### Information supplied:
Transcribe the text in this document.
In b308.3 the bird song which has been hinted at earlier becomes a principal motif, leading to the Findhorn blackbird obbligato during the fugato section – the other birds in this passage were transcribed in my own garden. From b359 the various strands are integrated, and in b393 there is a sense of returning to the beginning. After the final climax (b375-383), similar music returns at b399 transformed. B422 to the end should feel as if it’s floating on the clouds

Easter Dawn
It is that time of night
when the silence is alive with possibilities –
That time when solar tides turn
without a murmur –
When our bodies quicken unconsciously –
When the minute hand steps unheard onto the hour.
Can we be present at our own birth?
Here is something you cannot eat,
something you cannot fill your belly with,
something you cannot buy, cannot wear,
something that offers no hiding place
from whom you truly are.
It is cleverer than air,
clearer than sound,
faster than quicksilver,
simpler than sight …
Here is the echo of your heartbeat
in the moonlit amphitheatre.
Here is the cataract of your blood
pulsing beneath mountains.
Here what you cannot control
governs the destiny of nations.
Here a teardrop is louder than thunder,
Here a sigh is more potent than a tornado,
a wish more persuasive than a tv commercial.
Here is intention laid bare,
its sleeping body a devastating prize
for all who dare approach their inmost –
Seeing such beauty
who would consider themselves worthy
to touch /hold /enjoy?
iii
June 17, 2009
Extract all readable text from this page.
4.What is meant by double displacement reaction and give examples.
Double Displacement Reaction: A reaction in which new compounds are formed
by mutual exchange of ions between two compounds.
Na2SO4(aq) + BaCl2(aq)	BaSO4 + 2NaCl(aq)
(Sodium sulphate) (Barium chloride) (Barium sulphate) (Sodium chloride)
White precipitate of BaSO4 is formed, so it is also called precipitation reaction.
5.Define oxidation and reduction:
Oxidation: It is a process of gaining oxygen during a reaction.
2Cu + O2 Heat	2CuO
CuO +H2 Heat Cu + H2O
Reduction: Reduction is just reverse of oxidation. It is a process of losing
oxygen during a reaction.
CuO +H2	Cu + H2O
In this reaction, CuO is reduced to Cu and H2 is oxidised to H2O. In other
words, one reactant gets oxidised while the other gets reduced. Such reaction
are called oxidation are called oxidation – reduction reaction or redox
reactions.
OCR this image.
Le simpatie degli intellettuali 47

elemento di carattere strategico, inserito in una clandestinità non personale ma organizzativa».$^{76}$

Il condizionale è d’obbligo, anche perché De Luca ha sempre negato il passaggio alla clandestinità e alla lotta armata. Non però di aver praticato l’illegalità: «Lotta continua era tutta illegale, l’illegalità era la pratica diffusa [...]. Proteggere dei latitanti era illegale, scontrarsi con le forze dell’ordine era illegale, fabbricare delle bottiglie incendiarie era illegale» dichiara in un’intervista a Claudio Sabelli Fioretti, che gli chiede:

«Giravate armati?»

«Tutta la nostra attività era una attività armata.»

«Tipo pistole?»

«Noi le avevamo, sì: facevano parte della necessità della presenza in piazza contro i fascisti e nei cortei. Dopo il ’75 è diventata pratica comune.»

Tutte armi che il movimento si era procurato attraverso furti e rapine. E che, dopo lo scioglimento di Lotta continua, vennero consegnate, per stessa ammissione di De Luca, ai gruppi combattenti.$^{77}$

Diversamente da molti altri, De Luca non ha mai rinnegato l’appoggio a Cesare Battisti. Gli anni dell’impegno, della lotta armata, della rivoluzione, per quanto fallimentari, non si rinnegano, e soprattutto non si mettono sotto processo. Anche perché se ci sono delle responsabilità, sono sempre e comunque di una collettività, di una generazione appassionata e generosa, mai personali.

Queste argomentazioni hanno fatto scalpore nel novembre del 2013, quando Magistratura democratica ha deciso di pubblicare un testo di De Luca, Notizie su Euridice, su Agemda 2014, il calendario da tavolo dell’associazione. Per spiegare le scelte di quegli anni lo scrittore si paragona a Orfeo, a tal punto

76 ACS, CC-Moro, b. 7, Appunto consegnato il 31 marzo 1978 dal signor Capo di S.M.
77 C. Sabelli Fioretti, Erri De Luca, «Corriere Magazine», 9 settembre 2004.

### Brief:
In the entries above, find every line with the word "time" and list it.

### Answer to this task:
It is that time of night
That time when solar tides turn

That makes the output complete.